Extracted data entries
+++

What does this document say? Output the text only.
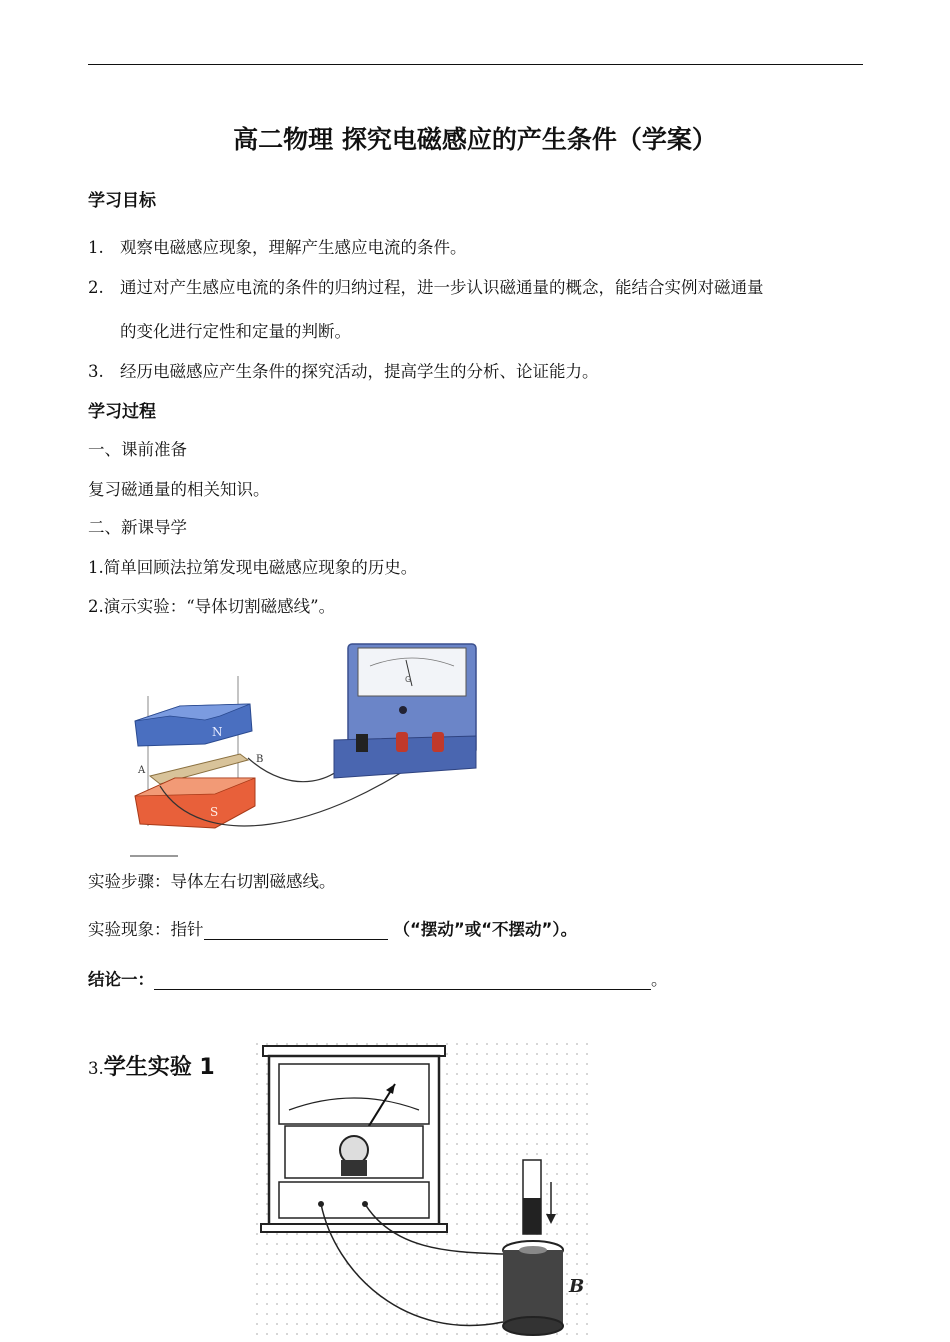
高二物理 探究电磁感应的产生条件（学案）
学习目标
1. 观察电磁感应现象，理解产生感应电流的条件。
2. 通过对产生感应电流的条件的归纳过程，进一步认识磁通量的概念，能结合实例对磁通量
的变化进行定性和定量的判断。
3. 经历电磁感应产生条件的探究活动，提高学生的分析、论证能力。
学习过程
一、课前准备
复习磁通量的相关知识。
二、新课导学
1.简单回顾法拉第发现电磁感应现象的历史。
2.演示实验：“导体切割磁感线”。
N
A
B
S
G
实验步骤：导体左右切割磁感线。
实验现象：指针	（“摆动”或“不摆动”）。
结论一：	。
3.学生实验 1
B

+++

**Challenge**
Keep the pictures out of your copy, and repeat every entry above exactly.

**Exercise response**
What does this document say? Output the text only.
高二物理 探究电磁感应的产生条件（学案）
学习目标
1. 观察电磁感应现象，理解产生感应电流的条件。
2. 通过对产生感应电流的条件的归纳过程，进一步认识磁通量的概念，能结合实例对磁通量
的变化进行定性和定量的判断。
3. 经历电磁感应产生条件的探究活动，提高学生的分析、论证能力。
学习过程
一、课前准备
复习磁通量的相关知识。
二、新课导学
1.简单回顾法拉第发现电磁感应现象的历史。
2.演示实验：“导体切割磁感线”。
N
A
B
S
G
实验步骤：导体左右切割磁感线。
实验现象：指针	（“摆动”或“不摆动”）。
结论一：	。
3.学生实验 1
B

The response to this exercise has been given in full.